**Record extracts**
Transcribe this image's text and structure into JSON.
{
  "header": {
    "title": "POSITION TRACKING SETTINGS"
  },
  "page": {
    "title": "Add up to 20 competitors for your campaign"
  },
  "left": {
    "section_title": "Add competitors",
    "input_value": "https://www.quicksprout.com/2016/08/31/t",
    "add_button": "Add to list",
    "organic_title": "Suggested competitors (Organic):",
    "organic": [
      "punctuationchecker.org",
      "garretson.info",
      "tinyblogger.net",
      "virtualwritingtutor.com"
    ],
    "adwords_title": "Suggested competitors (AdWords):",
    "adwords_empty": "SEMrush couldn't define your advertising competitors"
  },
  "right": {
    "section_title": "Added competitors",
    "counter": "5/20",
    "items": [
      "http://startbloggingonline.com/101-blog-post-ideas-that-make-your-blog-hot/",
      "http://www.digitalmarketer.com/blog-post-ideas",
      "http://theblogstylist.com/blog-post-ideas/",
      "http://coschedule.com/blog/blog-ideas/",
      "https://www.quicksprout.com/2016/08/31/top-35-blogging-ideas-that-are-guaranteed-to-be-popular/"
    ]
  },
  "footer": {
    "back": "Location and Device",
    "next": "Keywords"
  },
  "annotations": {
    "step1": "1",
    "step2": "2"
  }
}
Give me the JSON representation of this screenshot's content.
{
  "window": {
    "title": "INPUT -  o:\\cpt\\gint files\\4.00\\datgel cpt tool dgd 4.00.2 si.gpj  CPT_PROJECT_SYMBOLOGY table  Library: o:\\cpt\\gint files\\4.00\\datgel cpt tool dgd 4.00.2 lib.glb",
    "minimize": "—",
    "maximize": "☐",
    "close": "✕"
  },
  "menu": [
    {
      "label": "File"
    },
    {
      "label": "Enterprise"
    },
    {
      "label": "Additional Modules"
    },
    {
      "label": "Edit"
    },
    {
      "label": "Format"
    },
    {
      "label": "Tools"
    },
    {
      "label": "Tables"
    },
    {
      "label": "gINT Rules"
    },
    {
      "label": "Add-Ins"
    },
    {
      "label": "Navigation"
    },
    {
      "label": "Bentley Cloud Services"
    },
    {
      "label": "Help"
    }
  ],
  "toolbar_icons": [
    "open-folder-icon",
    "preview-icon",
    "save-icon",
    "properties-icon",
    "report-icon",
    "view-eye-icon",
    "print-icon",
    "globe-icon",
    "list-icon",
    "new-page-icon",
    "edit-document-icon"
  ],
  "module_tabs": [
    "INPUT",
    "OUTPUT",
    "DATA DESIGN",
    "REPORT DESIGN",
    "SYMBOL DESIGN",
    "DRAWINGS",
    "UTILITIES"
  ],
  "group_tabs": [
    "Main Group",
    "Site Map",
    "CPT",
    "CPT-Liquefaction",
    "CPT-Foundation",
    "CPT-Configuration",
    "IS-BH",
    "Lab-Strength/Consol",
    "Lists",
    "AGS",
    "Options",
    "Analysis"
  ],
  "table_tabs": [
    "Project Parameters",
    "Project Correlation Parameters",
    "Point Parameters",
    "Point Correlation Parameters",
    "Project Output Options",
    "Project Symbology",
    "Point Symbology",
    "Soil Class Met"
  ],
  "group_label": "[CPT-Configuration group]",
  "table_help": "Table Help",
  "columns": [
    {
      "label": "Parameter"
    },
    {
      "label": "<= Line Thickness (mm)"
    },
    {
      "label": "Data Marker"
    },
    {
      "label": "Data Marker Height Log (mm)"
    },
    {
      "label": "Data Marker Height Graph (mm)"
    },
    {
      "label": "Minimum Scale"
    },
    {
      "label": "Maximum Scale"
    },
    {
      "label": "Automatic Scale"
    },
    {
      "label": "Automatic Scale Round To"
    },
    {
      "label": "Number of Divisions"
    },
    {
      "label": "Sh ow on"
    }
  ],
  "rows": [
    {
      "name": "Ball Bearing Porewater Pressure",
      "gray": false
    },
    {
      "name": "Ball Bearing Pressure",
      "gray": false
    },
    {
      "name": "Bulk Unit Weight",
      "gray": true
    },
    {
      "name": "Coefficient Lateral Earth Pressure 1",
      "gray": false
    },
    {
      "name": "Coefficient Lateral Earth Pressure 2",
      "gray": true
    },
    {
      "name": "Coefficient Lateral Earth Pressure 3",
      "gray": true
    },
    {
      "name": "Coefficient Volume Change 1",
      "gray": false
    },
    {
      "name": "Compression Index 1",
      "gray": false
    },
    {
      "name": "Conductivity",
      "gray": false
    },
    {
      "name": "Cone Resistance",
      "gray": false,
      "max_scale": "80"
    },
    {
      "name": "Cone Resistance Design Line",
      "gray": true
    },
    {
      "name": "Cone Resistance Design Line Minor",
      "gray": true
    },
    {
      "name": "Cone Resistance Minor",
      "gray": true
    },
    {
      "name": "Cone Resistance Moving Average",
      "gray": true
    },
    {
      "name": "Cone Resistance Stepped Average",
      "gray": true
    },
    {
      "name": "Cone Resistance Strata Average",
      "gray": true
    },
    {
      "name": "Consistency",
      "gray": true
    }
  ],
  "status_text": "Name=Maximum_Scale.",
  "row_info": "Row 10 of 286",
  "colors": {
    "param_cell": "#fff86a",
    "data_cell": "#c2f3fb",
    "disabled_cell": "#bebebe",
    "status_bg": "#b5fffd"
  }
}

**Do this**
Repeat the data in its entirety, character for character.

**Worked solution**
Transcribe this image's text and structure into JSON.
{
  "header": {
    "title": "POSITION TRACKING SETTINGS"
  },
  "page": {
    "title": "Add up to 20 competitors for your campaign"
  },
  "left": {
    "section_title": "Add competitors",
    "input_value": "https://www.quicksprout.com/2016/08/31/t",
    "add_button": "Add to list",
    "organic_title": "Suggested competitors (Organic):",
    "organic": [
      "punctuationchecker.org",
      "garretson.info",
      "tinyblogger.net",
      "virtualwritingtutor.com"
    ],
    "adwords_title": "Suggested competitors (AdWords):",
    "adwords_empty": "SEMrush couldn't define your advertising competitors"
  },
  "right": {
    "section_title": "Added competitors",
    "counter": "5/20",
    "items": [
      "http://startbloggingonline.com/101-blog-post-ideas-that-make-your-blog-hot/",
      "http://www.digitalmarketer.com/blog-post-ideas",
      "http://theblogstylist.com/blog-post-ideas/",
      "http://coschedule.com/blog/blog-ideas/",
      "https://www.quicksprout.com/2016/08/31/top-35-blogging-ideas-that-are-guaranteed-to-be-popular/"
    ]
  },
  "footer": {
    "back": "Location and Device",
    "next": "Keywords"
  },
  "annotations": {
    "step1": "1",
    "step2": "2"
  }
}
Give me the JSON representation of this screenshot's content.
{
  "window": {
    "title": "INPUT -  o:\\cpt\\gint files\\4.00\\datgel cpt tool dgd 4.00.2 si.gpj  CPT_PROJECT_SYMBOLOGY table  Library: o:\\cpt\\gint files\\4.00\\datgel cpt tool dgd 4.00.2 lib.glb",
    "minimize": "—",
    "maximize": "☐",
    "close": "✕"
  },
  "menu": [
    {
      "label": "File"
    },
    {
      "label": "Enterprise"
    },
    {
      "label": "Additional Modules"
    },
    {
      "label": "Edit"
    },
    {
      "label": "Format"
    },
    {
      "label": "Tools"
    },
    {
      "label": "Tables"
    },
    {
      "label": "gINT Rules"
    },
    {
      "label": "Add-Ins"
    },
    {
      "label": "Navigation"
    },
    {
      "label": "Bentley Cloud Services"
    },
    {
      "label": "Help"
    }
  ],
  "toolbar_icons": [
    "open-folder-icon",
    "preview-icon",
    "save-icon",
    "properties-icon",
    "report-icon",
    "view-eye-icon",
    "print-icon",
    "globe-icon",
    "list-icon",
    "new-page-icon",
    "edit-document-icon"
  ],
  "module_tabs": [
    "INPUT",
    "OUTPUT",
    "DATA DESIGN",
    "REPORT DESIGN",
    "SYMBOL DESIGN",
    "DRAWINGS",
    "UTILITIES"
  ],
  "group_tabs": [
    "Main Group",
    "Site Map",
    "CPT",
    "CPT-Liquefaction",
    "CPT-Foundation",
    "CPT-Configuration",
    "IS-BH",
    "Lab-Strength/Consol",
    "Lists",
    "AGS",
    "Options",
    "Analysis"
  ],
  "table_tabs": [
    "Project Parameters",
    "Project Correlation Parameters",
    "Point Parameters",
    "Point Correlation Parameters",
    "Project Output Options",
    "Project Symbology",
    "Point Symbology",
    "Soil Class Met"
  ],
  "group_label": "[CPT-Configuration group]",
  "table_help": "Table Help",
  "columns": [
    {
      "label": "Parameter"
    },
    {
      "label": "<= Line Thickness (mm)"
    },
    {
      "label": "Data Marker"
    },
    {
      "label": "Data Marker Height Log (mm)"
    },
    {
      "label": "Data Marker Height Graph (mm)"
    },
    {
      "label": "Minimum Scale"
    },
    {
      "label": "Maximum Scale"
    },
    {
      "label": "Automatic Scale"
    },
    {
      "label": "Automatic Scale Round To"
    },
    {
      "label": "Number of Divisions"
    },
    {
      "label": "Sh ow on"
    }
  ],
  "rows": [
    {
      "name": "Ball Bearing Porewater Pressure",
      "gray": false
    },
    {
      "name": "Ball Bearing Pressure",
      "gray": false
    },
    {
      "name": "Bulk Unit Weight",
      "gray": true
    },
    {
      "name": "Coefficient Lateral Earth Pressure 1",
      "gray": false
    },
    {
      "name": "Coefficient Lateral Earth Pressure 2",
      "gray": true
    },
    {
      "name": "Coefficient Lateral Earth Pressure 3",
      "gray": true
    },
    {
      "name": "Coefficient Volume Change 1",
      "gray": false
    },
    {
      "name": "Compression Index 1",
      "gray": false
    },
    {
      "name": "Conductivity",
      "gray": false
    },
    {
      "name": "Cone Resistance",
      "gray": false,
      "max_scale": "80"
    },
    {
      "name": "Cone Resistance Design Line",
      "gray": true
    },
    {
      "name": "Cone Resistance Design Line Minor",
      "gray": true
    },
    {
      "name": "Cone Resistance Minor",
      "gray": true
    },
    {
      "name": "Cone Resistance Moving Average",
      "gray": true
    },
    {
      "name": "Cone Resistance Stepped Average",
      "gray": true
    },
    {
      "name": "Cone Resistance Strata Average",
      "gray": true
    },
    {
      "name": "Consistency",
      "gray": true
    }
  ],
  "status_text": "Name=Maximum_Scale.",
  "row_info": "Row 10 of 286",
  "colors": {
    "param_cell": "#fff86a",
    "data_cell": "#c2f3fb",
    "disabled_cell": "#bebebe",
    "status_bg": "#b5fffd"
  }
}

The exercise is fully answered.